**Instruction:** Leave out every picture, then transcribe the rest of the listing exactly.

**Dataset entries:**
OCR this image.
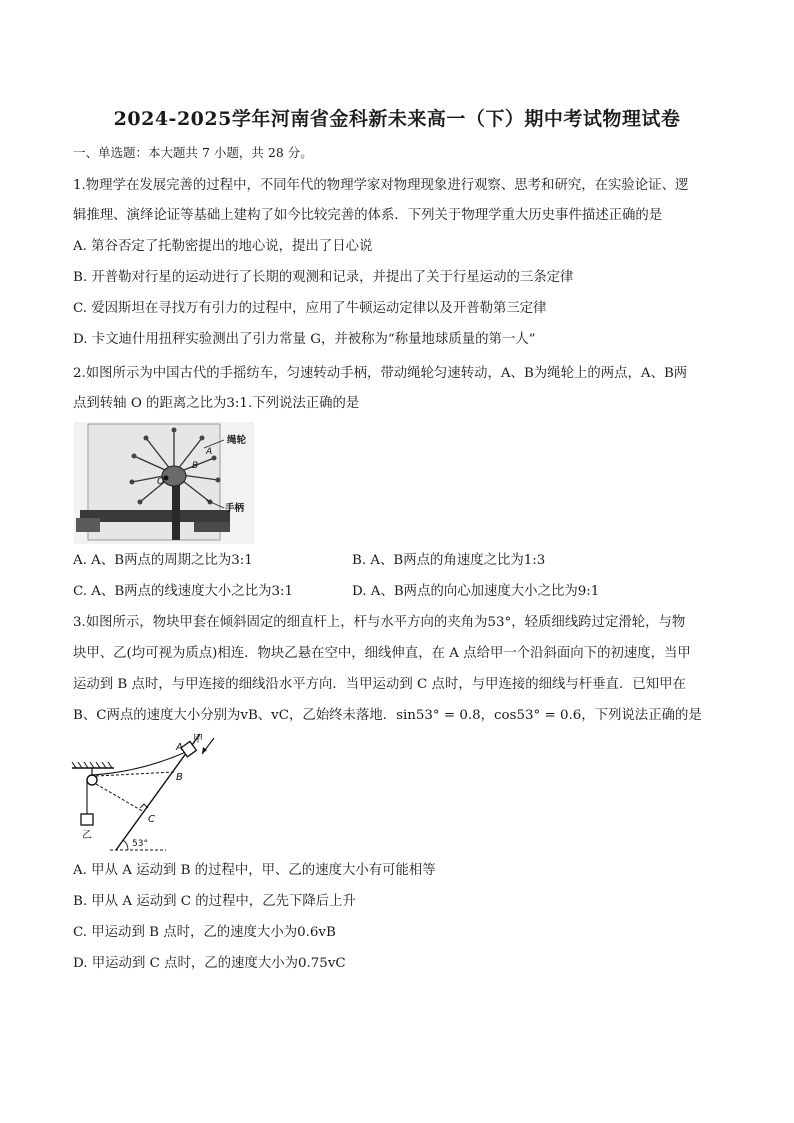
2024-2025学年河南省金科新未来高一（下）期中考试物理试卷
一、单选题：本大题共 7 小题，共 28 分。
1.物理学在发展完善的过程中，不同年代的物理学家对物理现象进行观察、思考和研究，在实验论证、逻
辑推理、演绎论证等基础上建构了如今比较完善的体系．下列关于物理学重大历史事件描述正确的是
A. 第谷否定了托勒密提出的地心说，提出了日心说
B. 开普勒对行星的运动进行了长期的观测和记录，并提出了关于行星运动的三条定律
C. 爱因斯坦在寻找万有引力的过程中，应用了牛顿运动定律以及开普勒第三定律
D. 卡文迪什用扭秤实验测出了引力常量 G，并被称为“称量地球质量的第一人”
2.如图所示为中国古代的手摇纺车，匀速转动手柄，带动绳轮匀速转动，A、B为绳轮上的两点，A、B两
点到转轴 O 的距离之比为3:1.下列说法正确的是
绳轮
手柄
A
B
O
A. A、B两点的周期之比为3:1	B. A、B两点的角速度之比为1:3
C. A、B两点的线速度大小之比为3:1	D. A、B两点的向心加速度大小之比为9:1
3.如图所示，物块甲套在倾斜固定的细直杆上，杆与水平方向的夹角为53°，轻质细线跨过定滑轮，与物
块甲、乙(均可视为质点)相连．物块乙悬在空中，细线伸直，在 A 点给甲一个沿斜面向下的初速度，当甲
运动到 B 点时，与甲连接的细线沿水平方向．当甲运动到 C 点时，与甲连接的细线与杆垂直．已知甲在
B、C两点的速度大小分别为vB、vC，乙始终未落地．sin53° = 0.8，cos53° = 0.6，下列说法正确的是
乙
甲
A
B
C
53°
A. 甲从 A 运动到 B 的过程中，甲、乙的速度大小有可能相等
B. 甲从 A 运动到 C 的过程中，乙先下降后上升
C. 甲运动到 B 点时，乙的速度大小为0.6vB
D. 甲运动到 C 点时，乙的速度大小为0.75vC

**In response:**
OCR this image.
2024-2025学年河南省金科新未来高一（下）期中考试物理试卷
一、单选题：本大题共 7 小题，共 28 分。
1.物理学在发展完善的过程中，不同年代的物理学家对物理现象进行观察、思考和研究，在实验论证、逻
辑推理、演绎论证等基础上建构了如今比较完善的体系．下列关于物理学重大历史事件描述正确的是
A. 第谷否定了托勒密提出的地心说，提出了日心说
B. 开普勒对行星的运动进行了长期的观测和记录，并提出了关于行星运动的三条定律
C. 爱因斯坦在寻找万有引力的过程中，应用了牛顿运动定律以及开普勒第三定律
D. 卡文迪什用扭秤实验测出了引力常量 G，并被称为“称量地球质量的第一人”
2.如图所示为中国古代的手摇纺车，匀速转动手柄，带动绳轮匀速转动，A、B为绳轮上的两点，A、B两
点到转轴 O 的距离之比为3:1.下列说法正确的是
绳轮
手柄
A
B
O
A. A、B两点的周期之比为3:1	B. A、B两点的角速度之比为1:3
C. A、B两点的线速度大小之比为3:1	D. A、B两点的向心加速度大小之比为9:1
3.如图所示，物块甲套在倾斜固定的细直杆上，杆与水平方向的夹角为53°，轻质细线跨过定滑轮，与物
块甲、乙(均可视为质点)相连．物块乙悬在空中，细线伸直，在 A 点给甲一个沿斜面向下的初速度，当甲
运动到 B 点时，与甲连接的细线沿水平方向．当甲运动到 C 点时，与甲连接的细线与杆垂直．已知甲在
B、C两点的速度大小分别为vB、vC，乙始终未落地．sin53° = 0.8，cos53° = 0.6，下列说法正确的是
乙
甲
A
B
C
53°
A. 甲从 A 运动到 B 的过程中，甲、乙的速度大小有可能相等
B. 甲从 A 运动到 C 的过程中，乙先下降后上升
C. 甲运动到 B 点时，乙的速度大小为0.6vB
D. 甲运动到 C 点时，乙的速度大小为0.75vC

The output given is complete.